## START Record set

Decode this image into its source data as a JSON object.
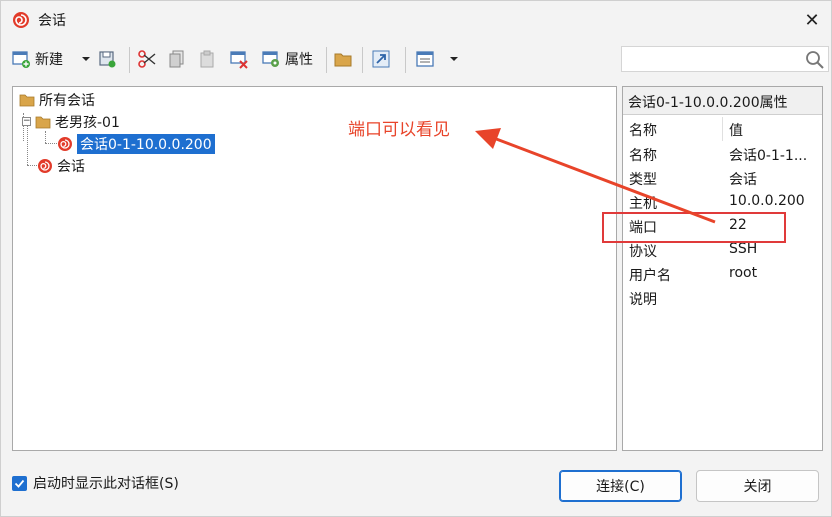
{
  "window": {
    "title": "会话"
  },
  "toolbar": {
    "new_label": "新建",
    "properties_label": "属性",
    "search": {
      "value": "",
      "placeholder": ""
    }
  },
  "tree": {
    "root": "所有会话",
    "group": "老男孩-01",
    "selected_session": "会话0-1-10.0.0.200",
    "session": "会话"
  },
  "properties": {
    "title": "会话0-1-10.0.0.200属性",
    "header_key": "名称",
    "header_value": "值",
    "rows": [
      {
        "key": "名称",
        "value": "会话0-1-1..."
      },
      {
        "key": "类型",
        "value": "会话"
      },
      {
        "key": "主机",
        "value": "10.0.0.200"
      },
      {
        "key": "端口",
        "value": "22"
      },
      {
        "key": "协议",
        "value": "SSH"
      },
      {
        "key": "用户名",
        "value": "root"
      },
      {
        "key": "说明",
        "value": ""
      }
    ]
  },
  "annotation": {
    "text": "端口可以看见",
    "color": "#e8442a"
  },
  "footer": {
    "show_on_start": "启动时显示此对话框(S)",
    "connect": "连接(C)",
    "close": "关闭"
  },
  "colors": {
    "accent": "#1e6fd0",
    "highlight": "#e03a3a"
  }
}
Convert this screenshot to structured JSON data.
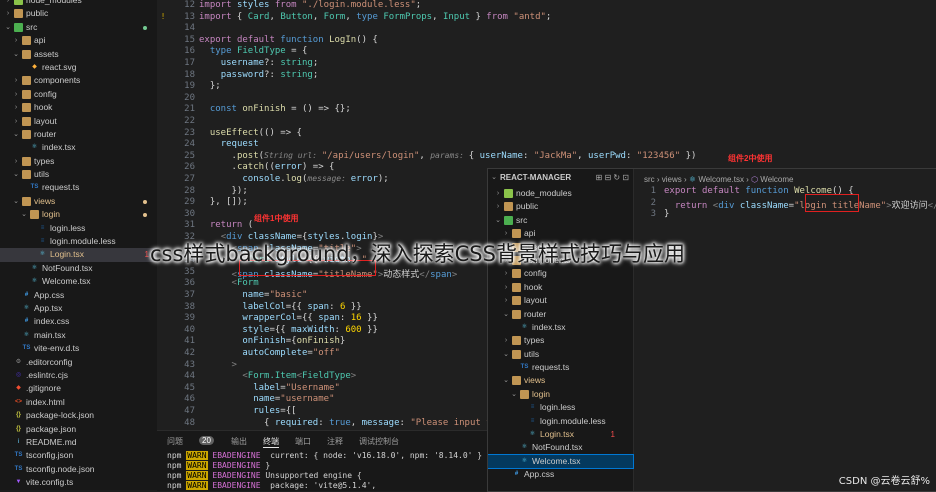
{
  "explorer": {
    "items": [
      {
        "label": "node_modules",
        "depth": 1,
        "kind": "folder-closed",
        "icon": "node-folder"
      },
      {
        "label": "public",
        "depth": 1,
        "kind": "folder-closed",
        "icon": "folder"
      },
      {
        "label": "src",
        "depth": 1,
        "kind": "folder-open",
        "icon": "src-folder",
        "dot": true
      },
      {
        "label": "api",
        "depth": 2,
        "kind": "folder-closed",
        "icon": "folder"
      },
      {
        "label": "assets",
        "depth": 2,
        "kind": "folder-open",
        "icon": "folder"
      },
      {
        "label": "react.svg",
        "depth": 3,
        "kind": "file",
        "icon": "svg"
      },
      {
        "label": "components",
        "depth": 2,
        "kind": "folder-closed",
        "icon": "folder"
      },
      {
        "label": "config",
        "depth": 2,
        "kind": "folder-closed",
        "icon": "folder"
      },
      {
        "label": "hook",
        "depth": 2,
        "kind": "folder-closed",
        "icon": "folder"
      },
      {
        "label": "layout",
        "depth": 2,
        "kind": "folder-closed",
        "icon": "folder"
      },
      {
        "label": "router",
        "depth": 2,
        "kind": "folder-open",
        "icon": "folder"
      },
      {
        "label": "index.tsx",
        "depth": 3,
        "kind": "file",
        "icon": "react"
      },
      {
        "label": "types",
        "depth": 2,
        "kind": "folder-closed",
        "icon": "folder"
      },
      {
        "label": "utils",
        "depth": 2,
        "kind": "folder-open",
        "icon": "folder"
      },
      {
        "label": "request.ts",
        "depth": 3,
        "kind": "file",
        "icon": "ts"
      },
      {
        "label": "views",
        "depth": 2,
        "kind": "folder-open",
        "icon": "folder",
        "dot": true,
        "orange": true
      },
      {
        "label": "login",
        "depth": 3,
        "kind": "folder-open",
        "icon": "folder",
        "dot": true,
        "orange": true
      },
      {
        "label": "login.less",
        "depth": 4,
        "kind": "file",
        "icon": "less"
      },
      {
        "label": "login.module.less",
        "depth": 4,
        "kind": "file",
        "icon": "less"
      },
      {
        "label": "Login.tsx",
        "depth": 4,
        "kind": "file",
        "icon": "react",
        "badge": "1",
        "orange": true,
        "selected": true
      },
      {
        "label": "NotFound.tsx",
        "depth": 3,
        "kind": "file",
        "icon": "react"
      },
      {
        "label": "Welcome.tsx",
        "depth": 3,
        "kind": "file",
        "icon": "react"
      },
      {
        "label": "App.css",
        "depth": 2,
        "kind": "file",
        "icon": "css"
      },
      {
        "label": "App.tsx",
        "depth": 2,
        "kind": "file",
        "icon": "react"
      },
      {
        "label": "index.css",
        "depth": 2,
        "kind": "file",
        "icon": "css"
      },
      {
        "label": "main.tsx",
        "depth": 2,
        "kind": "file",
        "icon": "react"
      },
      {
        "label": "vite-env.d.ts",
        "depth": 2,
        "kind": "file",
        "icon": "ts"
      },
      {
        "label": ".editorconfig",
        "depth": 1,
        "kind": "file",
        "icon": "gear"
      },
      {
        "label": ".eslintrc.cjs",
        "depth": 1,
        "kind": "file",
        "icon": "eslint"
      },
      {
        "label": ".gitignore",
        "depth": 1,
        "kind": "file",
        "icon": "git"
      },
      {
        "label": "index.html",
        "depth": 1,
        "kind": "file",
        "icon": "html"
      },
      {
        "label": "package-lock.json",
        "depth": 1,
        "kind": "file",
        "icon": "json"
      },
      {
        "label": "package.json",
        "depth": 1,
        "kind": "file",
        "icon": "json"
      },
      {
        "label": "README.md",
        "depth": 1,
        "kind": "file",
        "icon": "info"
      },
      {
        "label": "tsconfig.json",
        "depth": 1,
        "kind": "file",
        "icon": "tsconfig"
      },
      {
        "label": "tsconfig.node.json",
        "depth": 1,
        "kind": "file",
        "icon": "tsconfig"
      },
      {
        "label": "vite.config.ts",
        "depth": 1,
        "kind": "file",
        "icon": "vite"
      }
    ]
  },
  "editor": {
    "lines": [
      {
        "n": "12",
        "warn": "",
        "html": "<span class='k2'>import</span> <span class='v'>styles</span> <span class='k2'>from</span> <span class='s'>\"./login.module.less\"</span>;"
      },
      {
        "n": "13",
        "warn": "!",
        "html": "<span class='k2'>import</span> { <span class='t'>Card</span>, <span class='t'>Button</span>, <span class='t'>Form</span>, <span class='k'>type</span> <span class='t'>FormProps</span>, <span class='t'>Input</span> } <span class='k2'>from</span> <span class='s'>\"antd\"</span>;"
      },
      {
        "n": "14",
        "warn": "",
        "html": ""
      },
      {
        "n": "15",
        "warn": "",
        "html": "<span class='k2'>export</span> <span class='k2'>default</span> <span class='k'>function</span> <span class='f'>LogIn</span>() {"
      },
      {
        "n": "16",
        "warn": "",
        "html": "  <span class='k'>type</span> <span class='t'>FieldType</span> = {"
      },
      {
        "n": "17",
        "warn": "",
        "html": "    <span class='v'>username</span>?: <span class='t'>string</span>;"
      },
      {
        "n": "18",
        "warn": "",
        "html": "    <span class='v'>password</span>?: <span class='t'>string</span>;"
      },
      {
        "n": "19",
        "warn": "",
        "html": "  };"
      },
      {
        "n": "20",
        "warn": "",
        "html": ""
      },
      {
        "n": "21",
        "warn": "",
        "html": "  <span class='k'>const</span> <span class='f'>onFinish</span> = () => {};"
      },
      {
        "n": "22",
        "warn": "",
        "html": ""
      },
      {
        "n": "23",
        "warn": "",
        "html": "  <span class='f'>useEffect</span>(() => {"
      },
      {
        "n": "24",
        "warn": "",
        "html": "    <span class='v'>request</span>"
      },
      {
        "n": "25",
        "warn": "",
        "html": "      .<span class='f'>post</span>(<span class='h'>String url: </span><span class='s'>\"/api/users/login\"</span>, <span class='h'>params: </span>{ <span class='v'>userName</span>: <span class='s'>\"JackMa\"</span>, <span class='v'>userPwd</span>: <span class='s'>\"123456\"</span> })"
      },
      {
        "n": "26",
        "warn": "",
        "html": "      .<span class='f'>catch</span>((<span class='v'>error</span>) => {"
      },
      {
        "n": "27",
        "warn": "",
        "html": "        <span class='v'>console</span>.<span class='f'>log</span>(<span class='h'>message: </span><span class='v'>error</span>);"
      },
      {
        "n": "28",
        "warn": "",
        "html": "      });"
      },
      {
        "n": "29",
        "warn": "",
        "html": "  }, []);"
      },
      {
        "n": "30",
        "warn": "",
        "html": ""
      },
      {
        "n": "31",
        "warn": "",
        "html": "  <span class='k2'>return</span> ("
      },
      {
        "n": "32",
        "warn": "",
        "html": "    <span class='ang'>&lt;</span><span class='tag'>div</span> <span class='at'>className</span>={<span class='v'>styles</span>.<span class='v'>login</span>}<span class='ang'>&gt;</span>"
      },
      {
        "n": "33",
        "warn": "",
        "html": "      <span class='ang'>&lt;</span><span class='tag'>span</span> <span class='at'>className</span>=<span class='s'>\"title\"</span><span class='ang'>&gt;</span>"
      },
      {
        "n": "34",
        "warn": "",
        "html": "        <span class='ang'>&lt;</span><span class='t'>Card</span> <span class='at'>style</span>={{ <span class='v'>width</span>: <span class='s'>\"</span>"
      },
      {
        "n": "35",
        "warn": "",
        "html": "      <span class='ang'>&lt;</span><span class='tag'>span</span> <span class='at'>className</span>=<span class='s'>\"titleName\"</span><span class='ang'>&gt;</span>动态样式<span class='ang'>&lt;/</span><span class='tag'>span</span><span class='ang'>&gt;</span>"
      },
      {
        "n": "36",
        "warn": "",
        "html": "      <span class='ang'>&lt;</span><span class='t'>Form</span>"
      },
      {
        "n": "37",
        "warn": "",
        "html": "        <span class='at'>name</span>=<span class='s'>\"basic\"</span>"
      },
      {
        "n": "38",
        "warn": "",
        "html": "        <span class='at'>labelCol</span>={{ <span class='v'>span</span>: <span class='b'>6</span> }}"
      },
      {
        "n": "39",
        "warn": "",
        "html": "        <span class='at'>wrapperCol</span>={{ <span class='v'>span</span>: <span class='b'>16</span> }}"
      },
      {
        "n": "40",
        "warn": "",
        "html": "        <span class='at'>style</span>={{ <span class='v'>maxWidth</span>: <span class='b'>600</span> }}"
      },
      {
        "n": "41",
        "warn": "",
        "html": "        <span class='at'>onFinish</span>={<span class='f'>onFinish</span>}"
      },
      {
        "n": "42",
        "warn": "",
        "html": "        <span class='at'>autoComplete</span>=<span class='s'>\"off\"</span>"
      },
      {
        "n": "43",
        "warn": "",
        "html": "      <span class='ang'>&gt;</span>"
      },
      {
        "n": "44",
        "warn": "",
        "html": "        <span class='ang'>&lt;</span><span class='t'>Form.Item</span><span class='ang'>&lt;</span><span class='t'>FieldType</span><span class='ang'>&gt;</span>"
      },
      {
        "n": "45",
        "warn": "",
        "html": "          <span class='at'>label</span>=<span class='s'>\"Username\"</span>"
      },
      {
        "n": "46",
        "warn": "",
        "html": "          <span class='at'>name</span>=<span class='s'>\"username\"</span>"
      },
      {
        "n": "47",
        "warn": "",
        "html": "          <span class='at'>rules</span>={["
      },
      {
        "n": "48",
        "warn": "",
        "html": "            { <span class='v'>required</span>: <span class='k'>true</span>, <span class='v'>message</span>: <span class='s'>\"Please input you</span>"
      }
    ],
    "annotation_label": "组件1中使用"
  },
  "panel": {
    "tabs": [
      "问题",
      "20",
      "输出",
      "终端",
      "端口",
      "注释",
      "调试控制台"
    ],
    "active_tab": "终端",
    "lines": [
      {
        "prefix": "npm",
        "badge": "WARN",
        "tag": "EBADENGINE",
        "text": "  current: { node: 'v16.18.0', npm: '8.14.0' }"
      },
      {
        "prefix": "npm",
        "badge": "WARN",
        "tag": "EBADENGINE",
        "text": " }"
      },
      {
        "prefix": "npm",
        "badge": "WARN",
        "tag": "EBADENGINE",
        "text": " Unsupported engine {"
      },
      {
        "prefix": "npm",
        "badge": "WARN",
        "tag": "EBADENGINE",
        "text": "  package: 'vite@5.1.4',"
      }
    ]
  },
  "overlay": {
    "explorer_title": "REACT-MANAGER",
    "items": [
      {
        "label": "node_modules",
        "depth": 1,
        "open": false,
        "icon": "node-folder"
      },
      {
        "label": "public",
        "depth": 1,
        "open": false,
        "icon": "folder"
      },
      {
        "label": "src",
        "depth": 1,
        "open": true,
        "icon": "src-folder"
      },
      {
        "label": "api",
        "depth": 2,
        "open": false,
        "icon": "folder"
      },
      {
        "label": "assets",
        "depth": 2,
        "open": false,
        "icon": "folder"
      },
      {
        "label": "components",
        "depth": 2,
        "open": false,
        "icon": "folder"
      },
      {
        "label": "config",
        "depth": 2,
        "open": false,
        "icon": "folder"
      },
      {
        "label": "hook",
        "depth": 2,
        "open": false,
        "icon": "folder"
      },
      {
        "label": "layout",
        "depth": 2,
        "open": false,
        "icon": "folder"
      },
      {
        "label": "router",
        "depth": 2,
        "open": true,
        "icon": "folder"
      },
      {
        "label": "index.tsx",
        "depth": 3,
        "file": true,
        "icon": "react"
      },
      {
        "label": "types",
        "depth": 2,
        "open": false,
        "icon": "folder"
      },
      {
        "label": "utils",
        "depth": 2,
        "open": true,
        "icon": "folder"
      },
      {
        "label": "request.ts",
        "depth": 3,
        "file": true,
        "icon": "ts"
      },
      {
        "label": "views",
        "depth": 2,
        "open": true,
        "icon": "folder",
        "orange": true
      },
      {
        "label": "login",
        "depth": 3,
        "open": true,
        "icon": "folder",
        "orange": true
      },
      {
        "label": "login.less",
        "depth": 4,
        "file": true,
        "icon": "less"
      },
      {
        "label": "login.module.less",
        "depth": 4,
        "file": true,
        "icon": "less"
      },
      {
        "label": "Login.tsx",
        "depth": 4,
        "file": true,
        "icon": "react",
        "orange": true,
        "badge": "1"
      },
      {
        "label": "NotFound.tsx",
        "depth": 3,
        "file": true,
        "icon": "react"
      },
      {
        "label": "Welcome.tsx",
        "depth": 3,
        "file": true,
        "icon": "react",
        "selected": true
      },
      {
        "label": "App.css",
        "depth": 2,
        "file": true,
        "icon": "css"
      }
    ],
    "breadcrumb": [
      "src",
      "views",
      "Welcome.tsx",
      "Welcome"
    ],
    "annotation_label": "组件2中使用",
    "lines": [
      {
        "n": "1",
        "html": "<span class='k2'>export</span> <span class='k2'>default</span> <span class='k'>function</span> <span class='f'>Welcome</span>() {"
      },
      {
        "n": "2",
        "html": "  <span class='k2'>return</span> <span class='ang'>&lt;</span><span class='tag'>div</span> <span class='at'>className</span>=<span class='s'>\"login titleName\"</span><span class='ang'>&gt;</span>欢迎访问<span class='ang'>&lt;/</span><span class='tag'>div</span><span class='ang'>&gt;</span>"
      },
      {
        "n": "3",
        "html": "}"
      }
    ]
  },
  "caption": "css样式background，深入探索CSS背景样式技巧与应用",
  "watermark": "CSDN @云卷云舒%"
}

## END Record set

In the records above, locate the lines holding the word "text". Copy each of them.

    "text": "端口可以看见",
        "text": "  current: { node: 'v16.18.0', npm: '8.14.0' }"
        "text": " }"
        "text": " Unsupported engine {"
        "text": "  package: 'vite@5.1.4',"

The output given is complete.